▸ **Challenge**:
Skip every image and restate the data word for word.

Saved entries:
## START

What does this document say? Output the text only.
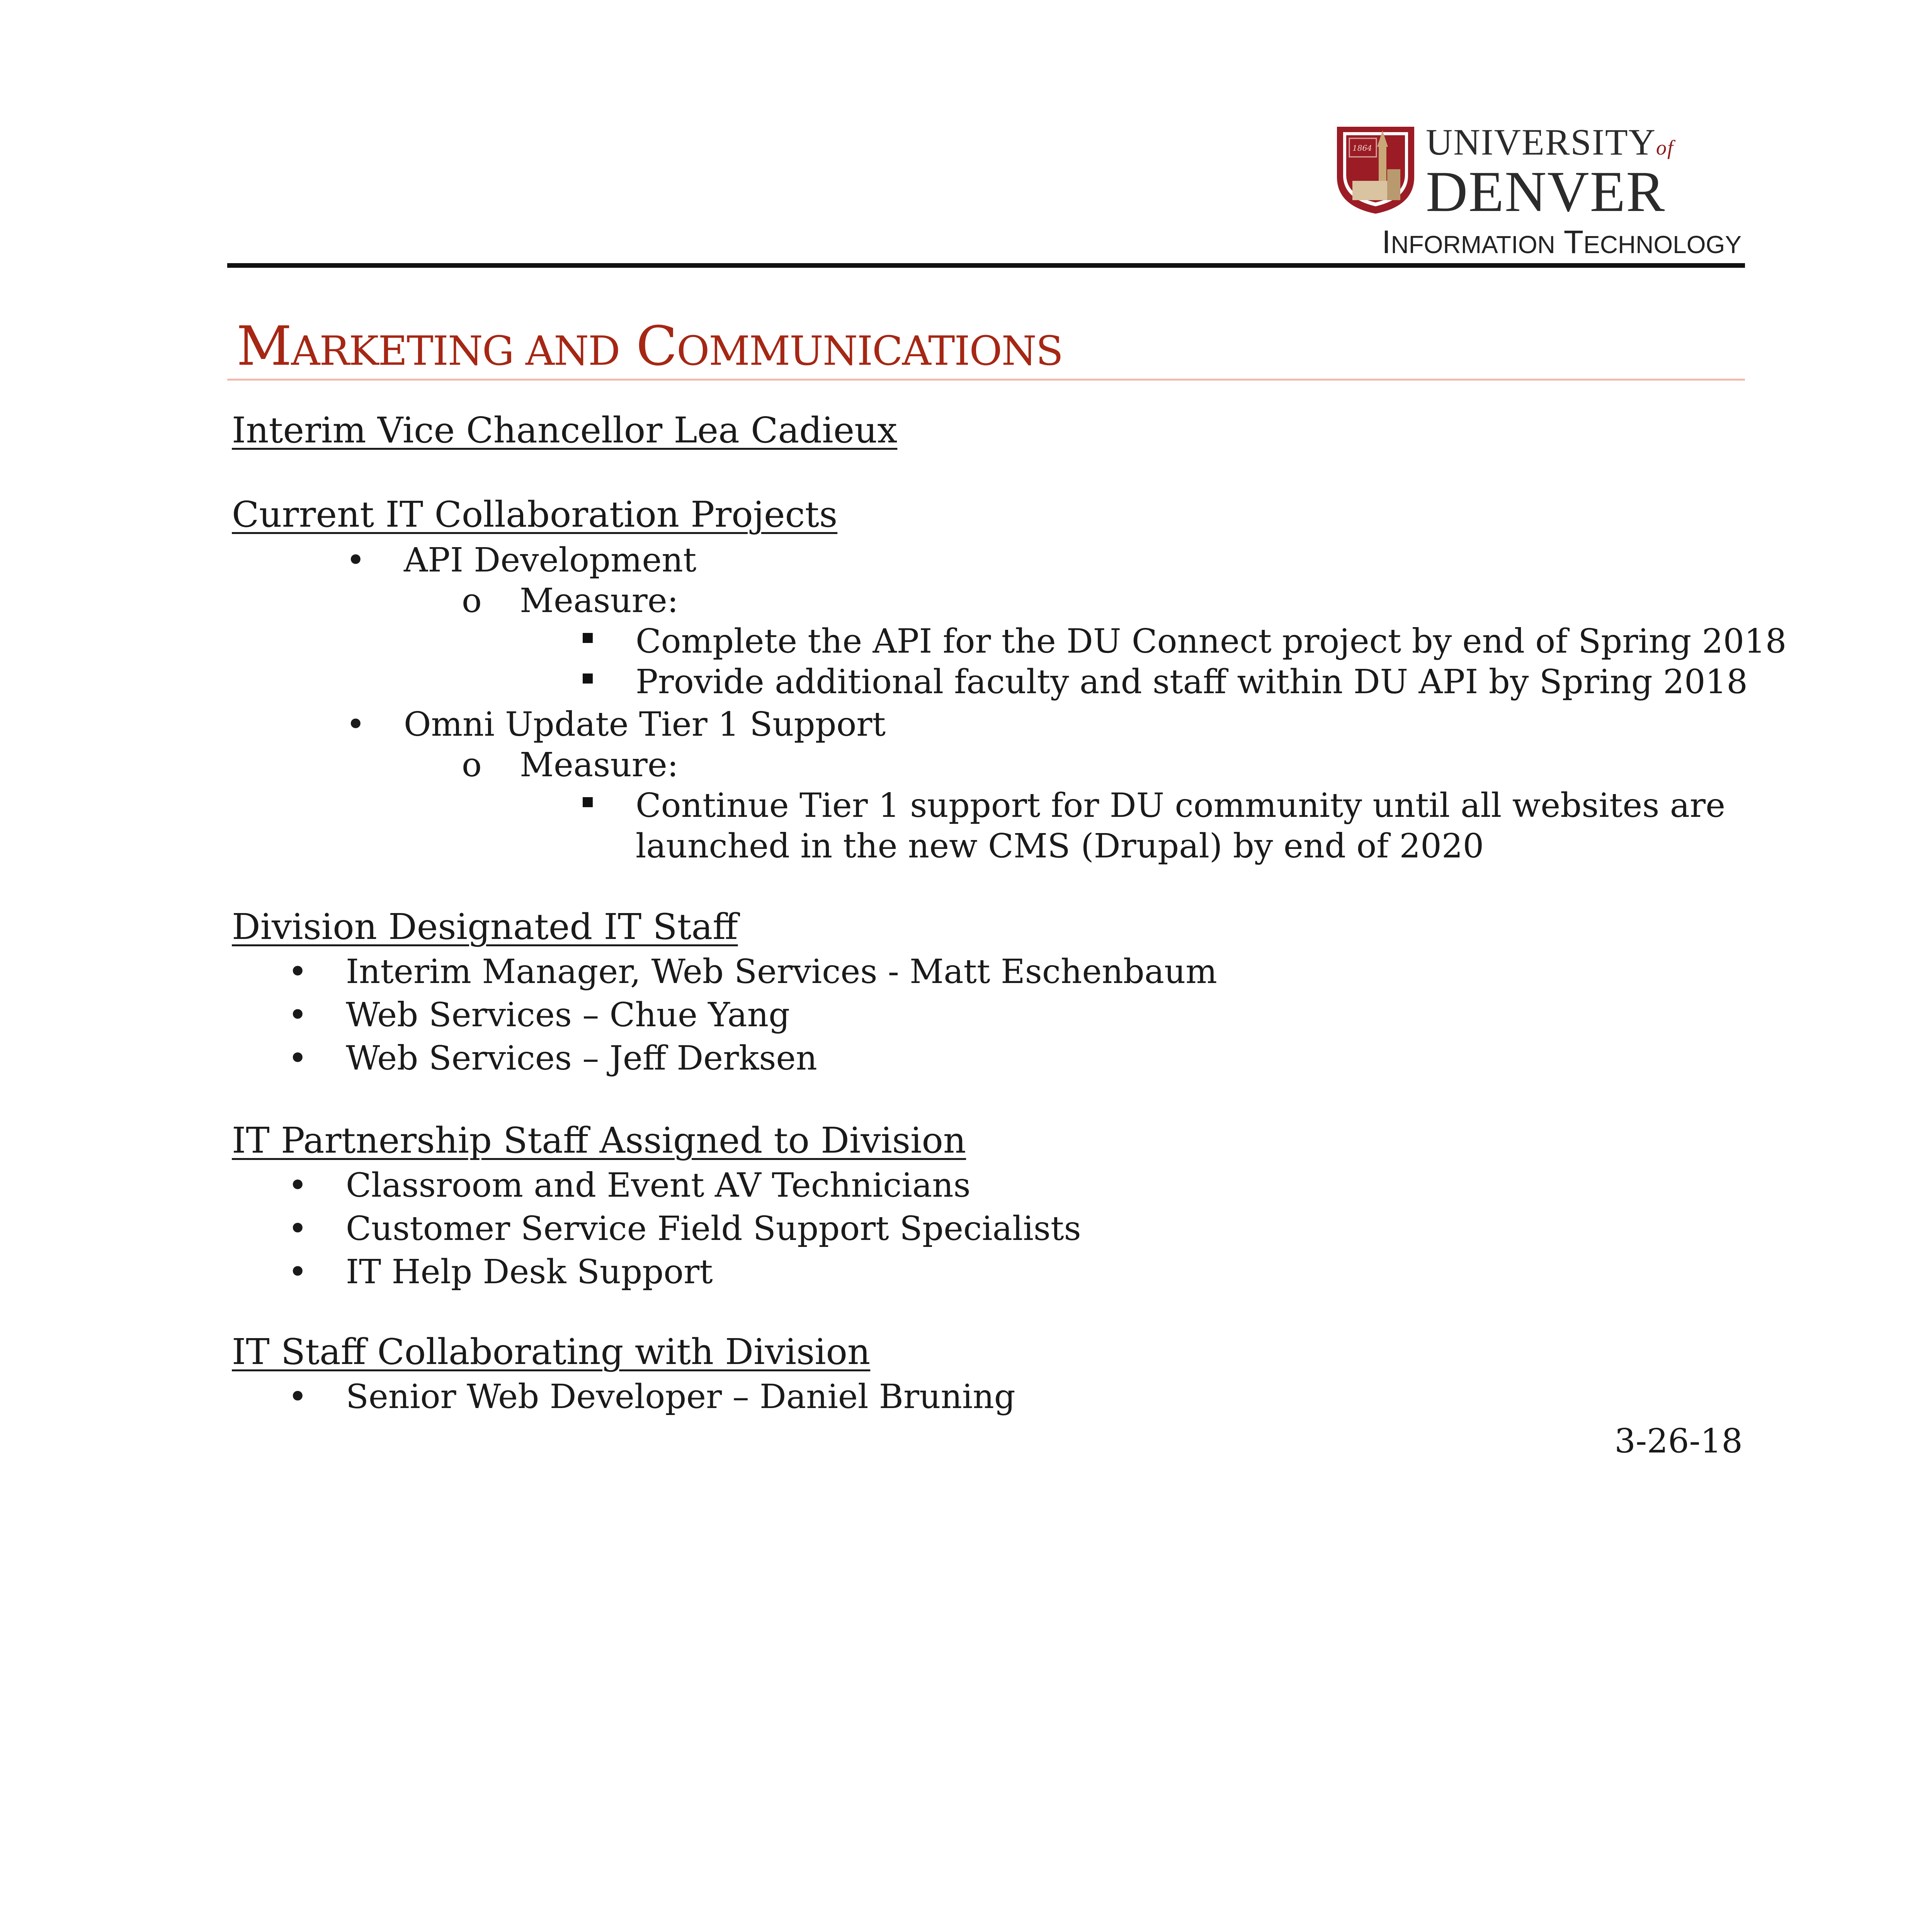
1864 UNIVERSITYof
DENVER
INFORMATION TECHNOLOGY
MARKETING AND COMMUNICATIONS
Interim Vice Chancellor Lea Cadieux
Current IT Collaboration Projects
• API Development
o Measure:
Complete the API for the DU Connect project by end of Spring 2018
Provide additional faculty and staff within DU API by Spring 2018
• Omni Update Tier 1 Support
o Measure:
Continue Tier 1 support for DU community until all websites are
launched in the new CMS (Drupal) by end of 2020
Division Designated IT Staff
• Interim Manager, Web Services - Matt Eschenbaum
• Web Services – Chue Yang
• Web Services – Jeff Derksen
IT Partnership Staff Assigned to Division
• Classroom and Event AV Technicians
• Customer Service Field Support Specialists
• IT Help Desk Support
IT Staff Collaborating with Division
• Senior Web Developer – Daniel Bruning
3-26-18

## END

▸ **Task response**:
What does this document say? Output the text only.
1864 UNIVERSITYof
DENVER
INFORMATION TECHNOLOGY
MARKETING AND COMMUNICATIONS
Interim Vice Chancellor Lea Cadieux
Current IT Collaboration Projects
• API Development
o Measure:
Complete the API for the DU Connect project by end of Spring 2018
Provide additional faculty and staff within DU API by Spring 2018
• Omni Update Tier 1 Support
o Measure:
Continue Tier 1 support for DU community until all websites are
launched in the new CMS (Drupal) by end of 2020
Division Designated IT Staff
• Interim Manager, Web Services - Matt Eschenbaum
• Web Services – Chue Yang
• Web Services – Jeff Derksen
IT Partnership Staff Assigned to Division
• Classroom and Event AV Technicians
• Customer Service Field Support Specialists
• IT Help Desk Support
IT Staff Collaborating with Division
• Senior Web Developer – Daniel Bruning
3-26-18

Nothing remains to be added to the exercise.